[Records about charts and figures]
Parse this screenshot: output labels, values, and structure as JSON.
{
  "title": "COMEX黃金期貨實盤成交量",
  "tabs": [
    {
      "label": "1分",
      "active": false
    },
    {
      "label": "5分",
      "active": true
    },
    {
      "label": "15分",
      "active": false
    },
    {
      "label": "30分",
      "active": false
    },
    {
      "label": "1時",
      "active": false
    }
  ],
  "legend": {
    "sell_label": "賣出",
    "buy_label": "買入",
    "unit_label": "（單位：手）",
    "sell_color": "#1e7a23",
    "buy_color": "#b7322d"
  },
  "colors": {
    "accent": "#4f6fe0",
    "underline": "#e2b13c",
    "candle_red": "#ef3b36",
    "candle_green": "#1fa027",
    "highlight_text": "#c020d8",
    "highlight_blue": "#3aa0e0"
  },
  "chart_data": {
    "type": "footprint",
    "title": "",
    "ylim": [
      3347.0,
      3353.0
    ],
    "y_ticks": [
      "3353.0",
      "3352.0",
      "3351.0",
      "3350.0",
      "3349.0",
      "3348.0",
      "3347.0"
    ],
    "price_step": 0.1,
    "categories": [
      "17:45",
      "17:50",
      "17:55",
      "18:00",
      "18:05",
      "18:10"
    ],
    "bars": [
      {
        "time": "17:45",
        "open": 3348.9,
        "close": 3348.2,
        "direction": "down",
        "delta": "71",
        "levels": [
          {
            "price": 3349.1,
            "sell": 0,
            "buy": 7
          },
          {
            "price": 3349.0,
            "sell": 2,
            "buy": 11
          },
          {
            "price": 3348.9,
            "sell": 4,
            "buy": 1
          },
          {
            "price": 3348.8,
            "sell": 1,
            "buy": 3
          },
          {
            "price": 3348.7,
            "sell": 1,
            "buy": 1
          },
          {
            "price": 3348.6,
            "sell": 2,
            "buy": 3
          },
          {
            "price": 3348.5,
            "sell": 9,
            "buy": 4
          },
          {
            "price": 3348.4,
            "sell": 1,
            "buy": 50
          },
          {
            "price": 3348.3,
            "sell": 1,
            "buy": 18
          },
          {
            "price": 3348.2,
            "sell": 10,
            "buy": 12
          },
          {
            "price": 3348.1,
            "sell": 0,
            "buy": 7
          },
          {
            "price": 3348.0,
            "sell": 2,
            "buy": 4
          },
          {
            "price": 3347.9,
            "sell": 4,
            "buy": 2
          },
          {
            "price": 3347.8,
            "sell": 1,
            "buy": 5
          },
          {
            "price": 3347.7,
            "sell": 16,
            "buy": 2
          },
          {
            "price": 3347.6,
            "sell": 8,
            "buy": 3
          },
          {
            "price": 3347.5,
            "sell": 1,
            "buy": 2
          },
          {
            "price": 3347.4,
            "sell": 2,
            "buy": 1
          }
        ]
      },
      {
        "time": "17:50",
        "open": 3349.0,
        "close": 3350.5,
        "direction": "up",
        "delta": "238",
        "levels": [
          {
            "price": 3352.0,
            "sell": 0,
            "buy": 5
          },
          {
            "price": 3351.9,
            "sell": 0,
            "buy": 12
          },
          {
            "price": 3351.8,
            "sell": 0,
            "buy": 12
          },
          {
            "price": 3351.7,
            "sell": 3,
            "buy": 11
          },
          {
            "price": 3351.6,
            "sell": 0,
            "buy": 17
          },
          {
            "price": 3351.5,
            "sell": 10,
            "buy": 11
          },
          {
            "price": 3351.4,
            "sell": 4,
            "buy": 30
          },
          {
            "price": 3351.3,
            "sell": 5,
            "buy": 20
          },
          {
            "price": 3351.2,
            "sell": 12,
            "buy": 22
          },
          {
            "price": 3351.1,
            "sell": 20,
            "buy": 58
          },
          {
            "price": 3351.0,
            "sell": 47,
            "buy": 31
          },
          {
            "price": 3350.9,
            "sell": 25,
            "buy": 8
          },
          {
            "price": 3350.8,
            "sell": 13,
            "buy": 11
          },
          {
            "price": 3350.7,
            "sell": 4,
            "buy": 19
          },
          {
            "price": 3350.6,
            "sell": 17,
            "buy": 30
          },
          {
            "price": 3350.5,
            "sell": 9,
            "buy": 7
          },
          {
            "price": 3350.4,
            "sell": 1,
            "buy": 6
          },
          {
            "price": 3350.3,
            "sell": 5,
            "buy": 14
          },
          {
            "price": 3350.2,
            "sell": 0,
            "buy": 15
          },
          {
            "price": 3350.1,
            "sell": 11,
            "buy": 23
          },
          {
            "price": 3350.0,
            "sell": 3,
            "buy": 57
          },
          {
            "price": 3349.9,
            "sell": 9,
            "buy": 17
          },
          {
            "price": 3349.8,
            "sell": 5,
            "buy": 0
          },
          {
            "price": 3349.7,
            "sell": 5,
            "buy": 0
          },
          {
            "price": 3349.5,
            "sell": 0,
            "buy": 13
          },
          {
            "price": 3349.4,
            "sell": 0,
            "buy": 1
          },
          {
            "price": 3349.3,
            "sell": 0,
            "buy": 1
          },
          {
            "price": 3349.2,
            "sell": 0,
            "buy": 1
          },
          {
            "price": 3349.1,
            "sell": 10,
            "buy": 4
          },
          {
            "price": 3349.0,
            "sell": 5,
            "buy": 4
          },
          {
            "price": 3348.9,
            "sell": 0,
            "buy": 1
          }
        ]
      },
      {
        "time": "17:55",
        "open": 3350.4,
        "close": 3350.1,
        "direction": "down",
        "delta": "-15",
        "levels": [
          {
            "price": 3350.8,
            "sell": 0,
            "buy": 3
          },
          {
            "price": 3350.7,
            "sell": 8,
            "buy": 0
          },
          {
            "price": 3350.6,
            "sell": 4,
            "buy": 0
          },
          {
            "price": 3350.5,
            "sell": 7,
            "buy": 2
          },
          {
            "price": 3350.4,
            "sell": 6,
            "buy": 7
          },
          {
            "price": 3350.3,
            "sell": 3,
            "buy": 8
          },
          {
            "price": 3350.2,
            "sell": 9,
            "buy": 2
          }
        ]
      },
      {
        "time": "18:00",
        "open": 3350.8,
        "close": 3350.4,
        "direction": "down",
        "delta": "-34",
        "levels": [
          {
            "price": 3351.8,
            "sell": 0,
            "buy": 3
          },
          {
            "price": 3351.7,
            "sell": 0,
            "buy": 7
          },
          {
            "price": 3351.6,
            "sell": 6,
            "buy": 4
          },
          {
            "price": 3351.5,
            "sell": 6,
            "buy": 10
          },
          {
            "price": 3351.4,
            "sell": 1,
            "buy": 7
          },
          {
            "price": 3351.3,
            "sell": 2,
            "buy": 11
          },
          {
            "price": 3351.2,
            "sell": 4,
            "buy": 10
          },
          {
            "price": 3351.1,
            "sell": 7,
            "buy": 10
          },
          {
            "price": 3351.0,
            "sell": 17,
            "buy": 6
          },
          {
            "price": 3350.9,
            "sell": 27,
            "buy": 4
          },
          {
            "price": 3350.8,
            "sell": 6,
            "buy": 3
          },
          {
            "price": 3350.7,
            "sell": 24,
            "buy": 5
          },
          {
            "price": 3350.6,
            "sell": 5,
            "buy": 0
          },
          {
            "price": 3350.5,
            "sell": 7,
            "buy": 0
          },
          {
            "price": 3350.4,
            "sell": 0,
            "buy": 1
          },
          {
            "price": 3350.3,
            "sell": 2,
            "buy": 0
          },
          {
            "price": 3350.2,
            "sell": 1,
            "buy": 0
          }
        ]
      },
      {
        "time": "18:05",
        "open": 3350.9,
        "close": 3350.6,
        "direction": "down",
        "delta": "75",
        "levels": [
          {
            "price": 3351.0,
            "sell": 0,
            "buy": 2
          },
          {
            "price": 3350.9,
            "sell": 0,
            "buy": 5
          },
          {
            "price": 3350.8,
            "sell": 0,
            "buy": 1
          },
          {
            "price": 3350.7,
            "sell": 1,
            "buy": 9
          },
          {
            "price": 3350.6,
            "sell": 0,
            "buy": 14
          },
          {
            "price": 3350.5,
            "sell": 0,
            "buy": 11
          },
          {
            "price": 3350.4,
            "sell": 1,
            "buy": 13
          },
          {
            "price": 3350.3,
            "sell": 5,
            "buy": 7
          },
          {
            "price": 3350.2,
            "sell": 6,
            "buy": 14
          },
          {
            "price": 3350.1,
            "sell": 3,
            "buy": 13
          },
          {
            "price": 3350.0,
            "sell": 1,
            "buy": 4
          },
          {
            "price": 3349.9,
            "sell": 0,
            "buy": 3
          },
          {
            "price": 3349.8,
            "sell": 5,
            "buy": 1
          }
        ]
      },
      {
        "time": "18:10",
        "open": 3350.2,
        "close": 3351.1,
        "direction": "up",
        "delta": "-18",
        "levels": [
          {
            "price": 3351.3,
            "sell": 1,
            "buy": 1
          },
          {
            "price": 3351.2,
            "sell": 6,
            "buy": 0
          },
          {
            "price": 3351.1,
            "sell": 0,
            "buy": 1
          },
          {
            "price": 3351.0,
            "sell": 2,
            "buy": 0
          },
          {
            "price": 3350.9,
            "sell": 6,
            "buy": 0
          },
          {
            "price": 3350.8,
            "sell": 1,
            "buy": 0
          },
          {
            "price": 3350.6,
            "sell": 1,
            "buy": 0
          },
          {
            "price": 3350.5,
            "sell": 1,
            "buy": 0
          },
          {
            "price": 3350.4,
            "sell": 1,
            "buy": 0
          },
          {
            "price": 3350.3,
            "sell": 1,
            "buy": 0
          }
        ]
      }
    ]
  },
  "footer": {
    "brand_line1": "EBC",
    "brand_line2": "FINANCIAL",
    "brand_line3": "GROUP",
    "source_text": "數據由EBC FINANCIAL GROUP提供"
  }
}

• _What to work on_:
Calculate how many lines of the material include the string "time", and state that number by itself.

• _Task result_:
6